BEGIN

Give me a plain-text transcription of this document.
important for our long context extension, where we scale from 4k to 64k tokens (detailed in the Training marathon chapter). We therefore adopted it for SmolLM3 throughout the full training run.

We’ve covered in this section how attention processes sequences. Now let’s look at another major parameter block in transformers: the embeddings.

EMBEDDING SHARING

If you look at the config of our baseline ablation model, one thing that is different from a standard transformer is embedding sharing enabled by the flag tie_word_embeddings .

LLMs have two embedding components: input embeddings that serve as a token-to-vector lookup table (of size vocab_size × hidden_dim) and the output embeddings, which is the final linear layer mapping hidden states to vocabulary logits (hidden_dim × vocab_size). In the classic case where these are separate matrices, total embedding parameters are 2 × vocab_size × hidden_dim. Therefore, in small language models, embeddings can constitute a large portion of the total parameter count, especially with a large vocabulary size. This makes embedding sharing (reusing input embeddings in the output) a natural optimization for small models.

END

### Work instructions
Return each line in the records that holds the string "from".

### Solution to this problem
important for our long context extension, where we scale from 4k to 64k tokens (detailed in the Training marathon chapter). We therefore adopted it for SmolLM3 throughout the full training run.
If you look at the config of our baseline ablation model, one thing that is different from a standard transformer is embedding sharing enabled by the flag tie_word_embeddings .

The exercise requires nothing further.